What to work on: Quote every line below exactly as it reads.
-- Start Entries shown --
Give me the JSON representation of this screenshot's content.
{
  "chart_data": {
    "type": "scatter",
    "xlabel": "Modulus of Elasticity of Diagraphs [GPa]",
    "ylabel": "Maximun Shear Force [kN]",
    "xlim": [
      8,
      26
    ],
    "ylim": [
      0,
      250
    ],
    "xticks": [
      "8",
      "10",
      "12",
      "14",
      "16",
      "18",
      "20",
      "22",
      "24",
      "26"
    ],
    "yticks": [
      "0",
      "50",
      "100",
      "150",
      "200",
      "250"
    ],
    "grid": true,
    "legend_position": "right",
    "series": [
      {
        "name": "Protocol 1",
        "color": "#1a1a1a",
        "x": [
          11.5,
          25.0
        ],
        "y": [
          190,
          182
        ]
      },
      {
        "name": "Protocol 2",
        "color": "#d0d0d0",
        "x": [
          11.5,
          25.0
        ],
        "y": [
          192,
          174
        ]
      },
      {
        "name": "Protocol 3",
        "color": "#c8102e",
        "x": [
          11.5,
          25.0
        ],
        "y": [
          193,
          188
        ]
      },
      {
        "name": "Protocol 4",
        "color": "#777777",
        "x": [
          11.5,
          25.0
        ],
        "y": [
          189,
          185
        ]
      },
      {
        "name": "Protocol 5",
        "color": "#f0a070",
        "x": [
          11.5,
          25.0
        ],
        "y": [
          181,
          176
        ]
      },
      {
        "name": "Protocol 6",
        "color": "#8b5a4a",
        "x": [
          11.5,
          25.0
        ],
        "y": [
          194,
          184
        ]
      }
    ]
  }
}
-- End Entries shown --
Right answer:
Give me the JSON representation of this screenshot's content.
{
  "chart_data": {
    "type": "scatter",
    "xlabel": "Modulus of Elasticity of Diagraphs [GPa]",
    "ylabel": "Maximun Shear Force [kN]",
    "xlim": [
      8,
      26
    ],
    "ylim": [
      0,
      250
    ],
    "xticks": [
      "8",
      "10",
      "12",
      "14",
      "16",
      "18",
      "20",
      "22",
      "24",
      "26"
    ],
    "yticks": [
      "0",
      "50",
      "100",
      "150",
      "200",
      "250"
    ],
    "grid": true,
    "legend_position": "right",
    "series": [
      {
        "name": "Protocol 1",
        "color": "#1a1a1a",
        "x": [
          11.5,
          25.0
        ],
        "y": [
          190,
          182
        ]
      },
      {
        "name": "Protocol 2",
        "color": "#d0d0d0",
        "x": [
          11.5,
          25.0
        ],
        "y": [
          192,
          174
        ]
      },
      {
        "name": "Protocol 3",
        "color": "#c8102e",
        "x": [
          11.5,
          25.0
        ],
        "y": [
          193,
          188
        ]
      },
      {
        "name": "Protocol 4",
        "color": "#777777",
        "x": [
          11.5,
          25.0
        ],
        "y": [
          189,
          185
        ]
      },
      {
        "name": "Protocol 5",
        "color": "#f0a070",
        "x": [
          11.5,
          25.0
        ],
        "y": [
          181,
          176
        ]
      },
      {
        "name": "Protocol 6",
        "color": "#8b5a4a",
        "x": [
          11.5,
          25.0
        ],
        "y": [
          194,
          184
        ]
      }
    ]
  }
}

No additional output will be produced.